Listings of element regions
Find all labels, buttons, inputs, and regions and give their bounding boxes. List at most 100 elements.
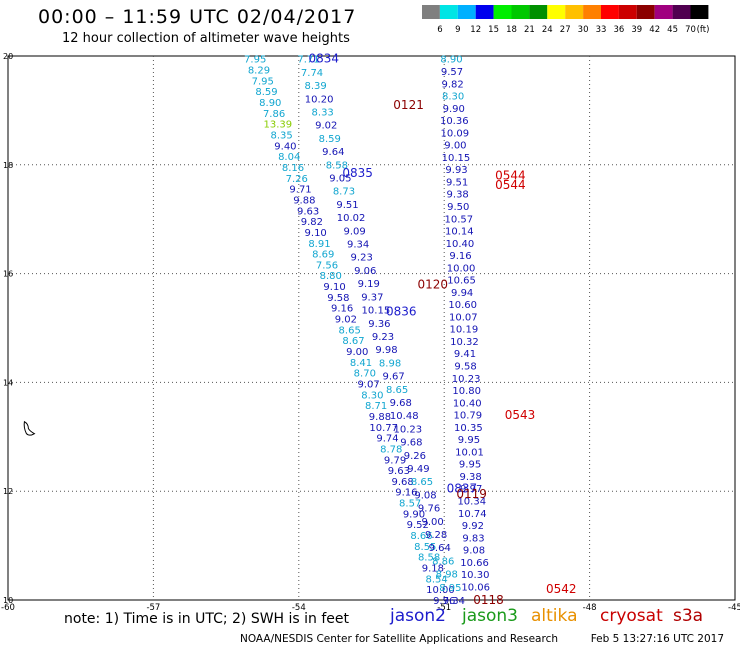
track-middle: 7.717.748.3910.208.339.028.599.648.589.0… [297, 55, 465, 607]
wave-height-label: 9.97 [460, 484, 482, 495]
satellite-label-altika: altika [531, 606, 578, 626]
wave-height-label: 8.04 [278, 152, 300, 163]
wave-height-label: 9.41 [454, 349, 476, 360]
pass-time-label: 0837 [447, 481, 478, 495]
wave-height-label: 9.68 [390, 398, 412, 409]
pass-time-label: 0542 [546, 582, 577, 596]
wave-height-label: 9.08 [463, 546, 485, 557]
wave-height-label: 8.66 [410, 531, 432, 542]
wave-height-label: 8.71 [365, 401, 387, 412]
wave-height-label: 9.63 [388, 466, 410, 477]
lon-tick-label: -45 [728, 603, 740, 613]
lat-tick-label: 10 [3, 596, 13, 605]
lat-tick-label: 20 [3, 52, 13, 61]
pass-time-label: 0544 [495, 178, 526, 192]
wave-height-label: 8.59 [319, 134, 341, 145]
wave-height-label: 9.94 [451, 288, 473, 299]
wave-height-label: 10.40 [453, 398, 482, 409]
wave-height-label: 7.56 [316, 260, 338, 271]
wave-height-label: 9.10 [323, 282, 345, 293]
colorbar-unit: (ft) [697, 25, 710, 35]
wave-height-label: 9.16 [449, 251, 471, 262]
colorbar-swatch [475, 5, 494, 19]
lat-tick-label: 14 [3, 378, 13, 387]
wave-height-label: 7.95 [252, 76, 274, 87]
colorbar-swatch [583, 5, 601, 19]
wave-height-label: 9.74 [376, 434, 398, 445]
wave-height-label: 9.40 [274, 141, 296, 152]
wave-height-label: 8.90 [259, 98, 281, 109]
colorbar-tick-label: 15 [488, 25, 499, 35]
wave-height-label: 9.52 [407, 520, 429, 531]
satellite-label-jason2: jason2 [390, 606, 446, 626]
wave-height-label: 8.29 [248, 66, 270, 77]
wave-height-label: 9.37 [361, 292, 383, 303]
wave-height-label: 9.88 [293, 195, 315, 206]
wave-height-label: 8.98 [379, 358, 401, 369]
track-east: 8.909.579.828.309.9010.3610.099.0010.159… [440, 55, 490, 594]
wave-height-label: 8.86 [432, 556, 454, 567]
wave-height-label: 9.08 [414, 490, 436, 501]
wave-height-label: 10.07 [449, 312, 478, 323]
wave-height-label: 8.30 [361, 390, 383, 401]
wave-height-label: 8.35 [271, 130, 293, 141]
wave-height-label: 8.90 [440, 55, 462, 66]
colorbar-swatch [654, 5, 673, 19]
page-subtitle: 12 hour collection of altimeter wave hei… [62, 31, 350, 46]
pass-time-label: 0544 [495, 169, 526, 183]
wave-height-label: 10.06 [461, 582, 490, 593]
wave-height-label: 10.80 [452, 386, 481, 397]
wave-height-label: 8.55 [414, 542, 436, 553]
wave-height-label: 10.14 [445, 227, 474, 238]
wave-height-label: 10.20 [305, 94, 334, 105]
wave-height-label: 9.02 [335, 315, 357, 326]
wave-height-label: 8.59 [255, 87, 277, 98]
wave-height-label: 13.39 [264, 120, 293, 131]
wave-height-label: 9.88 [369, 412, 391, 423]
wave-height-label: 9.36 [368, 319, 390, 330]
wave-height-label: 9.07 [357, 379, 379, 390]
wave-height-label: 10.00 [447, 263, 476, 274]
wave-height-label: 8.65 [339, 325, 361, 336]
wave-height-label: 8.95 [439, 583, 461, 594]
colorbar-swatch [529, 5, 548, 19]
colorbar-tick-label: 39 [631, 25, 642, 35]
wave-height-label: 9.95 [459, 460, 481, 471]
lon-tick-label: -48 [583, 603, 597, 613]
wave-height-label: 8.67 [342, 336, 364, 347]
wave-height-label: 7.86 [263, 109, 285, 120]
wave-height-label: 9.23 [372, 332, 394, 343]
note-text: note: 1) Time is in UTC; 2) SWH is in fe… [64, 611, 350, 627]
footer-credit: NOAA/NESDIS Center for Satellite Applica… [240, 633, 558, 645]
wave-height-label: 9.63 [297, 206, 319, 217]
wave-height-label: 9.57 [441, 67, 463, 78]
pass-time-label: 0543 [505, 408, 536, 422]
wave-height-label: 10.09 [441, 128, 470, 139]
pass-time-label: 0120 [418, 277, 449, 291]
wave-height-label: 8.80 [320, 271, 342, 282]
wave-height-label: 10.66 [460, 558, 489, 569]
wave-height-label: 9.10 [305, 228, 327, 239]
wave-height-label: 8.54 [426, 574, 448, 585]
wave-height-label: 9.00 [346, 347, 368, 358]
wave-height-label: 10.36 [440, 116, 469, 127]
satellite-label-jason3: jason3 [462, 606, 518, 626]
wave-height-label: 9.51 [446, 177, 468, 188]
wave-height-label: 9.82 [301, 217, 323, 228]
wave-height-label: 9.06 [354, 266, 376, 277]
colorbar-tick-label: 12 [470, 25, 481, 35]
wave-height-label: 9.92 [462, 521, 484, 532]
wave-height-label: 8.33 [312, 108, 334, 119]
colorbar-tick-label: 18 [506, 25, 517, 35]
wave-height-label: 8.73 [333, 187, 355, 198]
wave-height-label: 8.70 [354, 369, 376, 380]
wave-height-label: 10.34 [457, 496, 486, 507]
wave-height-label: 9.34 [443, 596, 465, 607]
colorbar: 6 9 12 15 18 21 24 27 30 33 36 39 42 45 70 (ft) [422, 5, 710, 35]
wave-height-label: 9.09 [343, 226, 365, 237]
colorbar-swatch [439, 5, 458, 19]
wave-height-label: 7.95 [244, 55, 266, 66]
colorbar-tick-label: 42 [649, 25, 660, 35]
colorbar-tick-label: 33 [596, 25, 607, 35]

--

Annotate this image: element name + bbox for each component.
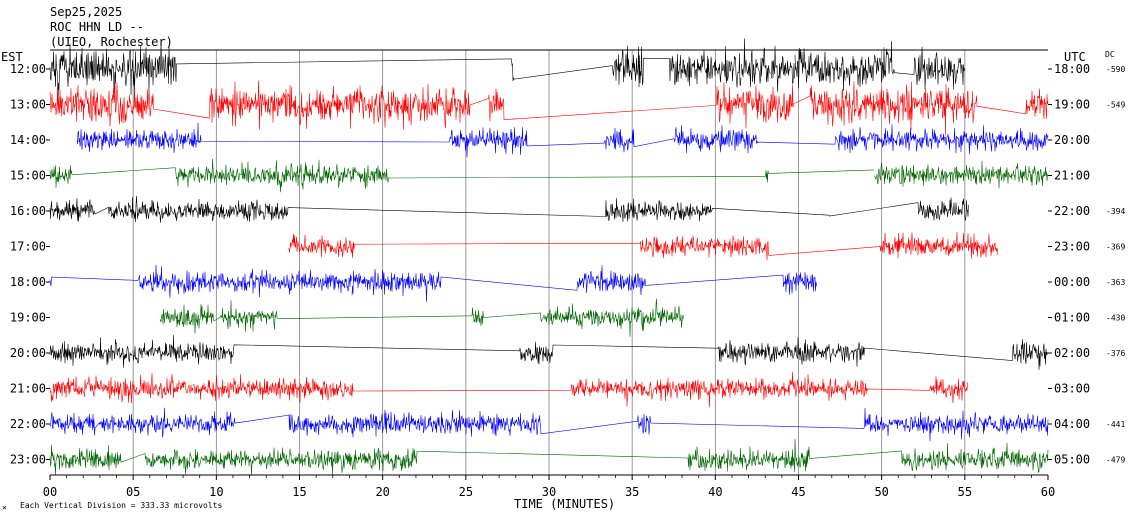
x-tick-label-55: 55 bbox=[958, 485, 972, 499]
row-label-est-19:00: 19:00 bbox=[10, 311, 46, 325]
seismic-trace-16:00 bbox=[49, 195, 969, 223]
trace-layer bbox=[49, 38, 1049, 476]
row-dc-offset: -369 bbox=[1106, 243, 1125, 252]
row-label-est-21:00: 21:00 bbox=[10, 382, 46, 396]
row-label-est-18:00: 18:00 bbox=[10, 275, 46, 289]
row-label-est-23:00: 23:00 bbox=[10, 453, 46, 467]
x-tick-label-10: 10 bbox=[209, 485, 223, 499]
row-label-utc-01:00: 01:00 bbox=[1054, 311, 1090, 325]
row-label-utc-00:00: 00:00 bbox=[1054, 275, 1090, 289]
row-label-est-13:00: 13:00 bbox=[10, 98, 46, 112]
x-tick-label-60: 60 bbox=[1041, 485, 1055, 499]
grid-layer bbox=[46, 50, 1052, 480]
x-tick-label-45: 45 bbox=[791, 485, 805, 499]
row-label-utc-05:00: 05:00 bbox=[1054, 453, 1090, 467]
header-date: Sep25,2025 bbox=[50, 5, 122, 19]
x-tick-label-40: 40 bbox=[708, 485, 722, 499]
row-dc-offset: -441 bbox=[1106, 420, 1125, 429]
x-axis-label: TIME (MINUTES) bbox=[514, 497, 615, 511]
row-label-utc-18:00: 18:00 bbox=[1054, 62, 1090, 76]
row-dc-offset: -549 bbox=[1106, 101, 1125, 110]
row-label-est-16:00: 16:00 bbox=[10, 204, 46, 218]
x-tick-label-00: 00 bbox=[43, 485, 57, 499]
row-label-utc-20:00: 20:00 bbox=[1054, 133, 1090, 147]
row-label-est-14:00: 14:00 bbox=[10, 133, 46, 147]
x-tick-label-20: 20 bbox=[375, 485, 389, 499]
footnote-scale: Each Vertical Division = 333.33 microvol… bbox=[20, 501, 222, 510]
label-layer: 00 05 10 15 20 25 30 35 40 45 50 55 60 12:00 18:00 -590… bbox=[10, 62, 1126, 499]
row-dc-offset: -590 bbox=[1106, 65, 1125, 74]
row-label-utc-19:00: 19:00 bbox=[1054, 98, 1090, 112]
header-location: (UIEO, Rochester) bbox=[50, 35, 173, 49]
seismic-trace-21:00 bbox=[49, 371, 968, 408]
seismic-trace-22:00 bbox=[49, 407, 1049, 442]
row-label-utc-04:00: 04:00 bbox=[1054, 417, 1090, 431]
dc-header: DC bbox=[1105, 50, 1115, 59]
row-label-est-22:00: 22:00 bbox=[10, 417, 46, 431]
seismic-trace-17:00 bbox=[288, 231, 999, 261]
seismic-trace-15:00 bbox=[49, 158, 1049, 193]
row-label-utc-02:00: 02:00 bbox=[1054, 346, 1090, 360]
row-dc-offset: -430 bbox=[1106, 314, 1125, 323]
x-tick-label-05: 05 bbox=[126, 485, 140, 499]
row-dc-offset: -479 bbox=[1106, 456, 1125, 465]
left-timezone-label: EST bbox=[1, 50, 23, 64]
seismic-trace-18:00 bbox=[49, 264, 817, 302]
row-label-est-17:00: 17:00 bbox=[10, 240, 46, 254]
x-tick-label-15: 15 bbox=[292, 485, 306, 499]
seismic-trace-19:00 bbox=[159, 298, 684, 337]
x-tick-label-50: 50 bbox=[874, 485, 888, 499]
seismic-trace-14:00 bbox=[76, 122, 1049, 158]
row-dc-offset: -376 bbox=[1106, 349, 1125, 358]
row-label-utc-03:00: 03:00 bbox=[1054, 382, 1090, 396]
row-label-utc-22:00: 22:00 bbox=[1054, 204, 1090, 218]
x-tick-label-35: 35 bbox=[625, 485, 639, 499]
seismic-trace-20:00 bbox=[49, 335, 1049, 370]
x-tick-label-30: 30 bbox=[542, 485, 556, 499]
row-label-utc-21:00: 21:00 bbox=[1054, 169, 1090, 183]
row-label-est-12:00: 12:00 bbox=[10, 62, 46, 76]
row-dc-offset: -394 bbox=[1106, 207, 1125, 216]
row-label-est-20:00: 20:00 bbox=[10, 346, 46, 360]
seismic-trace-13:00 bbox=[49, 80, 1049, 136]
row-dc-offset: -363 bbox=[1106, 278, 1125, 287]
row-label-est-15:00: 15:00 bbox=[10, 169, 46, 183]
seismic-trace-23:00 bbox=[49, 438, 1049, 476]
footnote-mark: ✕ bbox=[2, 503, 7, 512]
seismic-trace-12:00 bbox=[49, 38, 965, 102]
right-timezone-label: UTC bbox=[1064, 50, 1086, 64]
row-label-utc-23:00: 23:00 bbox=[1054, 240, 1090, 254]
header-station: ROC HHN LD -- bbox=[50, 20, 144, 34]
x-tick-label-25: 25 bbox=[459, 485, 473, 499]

§ **Brief**: Which of the lines above contain the string "offset", matching case? Return every one of them.

§ **The completed task**:
row-dc-offset: -369 bbox=[1106, 243, 1125, 252]
row-dc-offset: -441 bbox=[1106, 420, 1125, 429]
row-dc-offset: -549 bbox=[1106, 101, 1125, 110]
row-dc-offset: -590 bbox=[1106, 65, 1125, 74]
row-dc-offset: -430 bbox=[1106, 314, 1125, 323]
row-dc-offset: -479 bbox=[1106, 456, 1125, 465]
row-dc-offset: -376 bbox=[1106, 349, 1125, 358]
row-dc-offset: -394 bbox=[1106, 207, 1125, 216]
row-dc-offset: -363 bbox=[1106, 278, 1125, 287]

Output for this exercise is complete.